Working data:
• • • • •
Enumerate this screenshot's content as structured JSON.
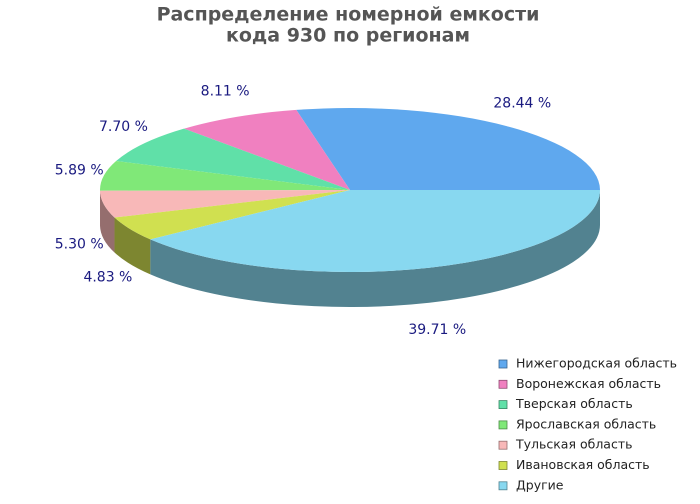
{
  "chart_data": {
    "type": "pie3d",
    "title": [
      "Распределение номерной емкости",
      "кода 930 по регионам"
    ],
    "categories": [
      "Нижегородская область",
      "Воронежская область",
      "Тверская область",
      "Ярославская область",
      "Тульская область",
      "Ивановская область",
      "Другие"
    ],
    "values": [
      28.44,
      8.11,
      7.7,
      5.89,
      5.3,
      4.83,
      39.71
    ],
    "value_labels": [
      "28.44 %",
      "8.11 %",
      "7.70 %",
      "5.89 %",
      "5.30 %",
      "4.83 %",
      "39.71 %"
    ],
    "colors": [
      "#5fa8ee",
      "#f080c0",
      "#60e0a8",
      "#80e878",
      "#f8b8b8",
      "#d0e050",
      "#88d8f0"
    ],
    "legend_position": "bottom-right"
  }
}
• • • • •
Work to complete: Take the listing and print it again exactly, but without any pictures.

Exercise result:
Enumerate this screenshot's content as structured JSON.
{
  "chart_data": {
    "type": "pie3d",
    "title": [
      "Распределение номерной емкости",
      "кода 930 по регионам"
    ],
    "categories": [
      "Нижегородская область",
      "Воронежская область",
      "Тверская область",
      "Ярославская область",
      "Тульская область",
      "Ивановская область",
      "Другие"
    ],
    "values": [
      28.44,
      8.11,
      7.7,
      5.89,
      5.3,
      4.83,
      39.71
    ],
    "value_labels": [
      "28.44 %",
      "8.11 %",
      "7.70 %",
      "5.89 %",
      "5.30 %",
      "4.83 %",
      "39.71 %"
    ],
    "colors": [
      "#5fa8ee",
      "#f080c0",
      "#60e0a8",
      "#80e878",
      "#f8b8b8",
      "#d0e050",
      "#88d8f0"
    ],
    "legend_position": "bottom-right"
  }
}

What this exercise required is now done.